* begin Recorded information *

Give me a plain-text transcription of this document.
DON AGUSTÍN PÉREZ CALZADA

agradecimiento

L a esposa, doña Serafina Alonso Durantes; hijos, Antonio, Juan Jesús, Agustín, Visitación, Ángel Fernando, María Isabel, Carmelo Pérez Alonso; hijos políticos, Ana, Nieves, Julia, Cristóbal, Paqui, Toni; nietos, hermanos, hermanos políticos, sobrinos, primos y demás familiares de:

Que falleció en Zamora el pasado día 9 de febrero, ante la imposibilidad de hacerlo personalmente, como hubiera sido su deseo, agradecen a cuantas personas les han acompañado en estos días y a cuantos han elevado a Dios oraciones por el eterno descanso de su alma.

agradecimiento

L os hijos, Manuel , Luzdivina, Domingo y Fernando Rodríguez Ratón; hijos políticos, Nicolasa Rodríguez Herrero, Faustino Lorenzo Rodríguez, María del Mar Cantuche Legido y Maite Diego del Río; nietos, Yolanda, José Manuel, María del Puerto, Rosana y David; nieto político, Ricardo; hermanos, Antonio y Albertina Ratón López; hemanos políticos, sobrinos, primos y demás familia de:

* end Recorded information *

Write every line of the material above again, exactly.

Give me a plain-text transcription of this document.
DON AGUSTÍN PÉREZ CALZADA

agradecimiento

L a esposa, doña Serafina Alonso Durantes; hijos, Antonio, Juan Jesús, Agustín, Visitación, Ángel Fernando, María Isabel, Carmelo Pérez Alonso; hijos políticos, Ana, Nieves, Julia, Cristóbal, Paqui, Toni; nietos, hermanos, hermanos políticos, sobrinos, primos y demás familiares de:

Que falleció en Zamora el pasado día 9 de febrero, ante la imposibilidad de hacerlo personalmente, como hubiera sido su deseo, agradecen a cuantas personas les han acompañado en estos días y a cuantos han elevado a Dios oraciones por el eterno descanso de su alma.

agradecimiento

L os hijos, Manuel , Luzdivina, Domingo y Fernando Rodríguez Ratón; hijos políticos, Nicolasa Rodríguez Herrero, Faustino Lorenzo Rodríguez, María del Mar Cantuche Legido y Maite Diego del Río; nietos, Yolanda, José Manuel, María del Puerto, Rosana y David; nieto político, Ricardo; hermanos, Antonio y Albertina Ratón López; hemanos políticos, sobrinos, primos y demás familia de:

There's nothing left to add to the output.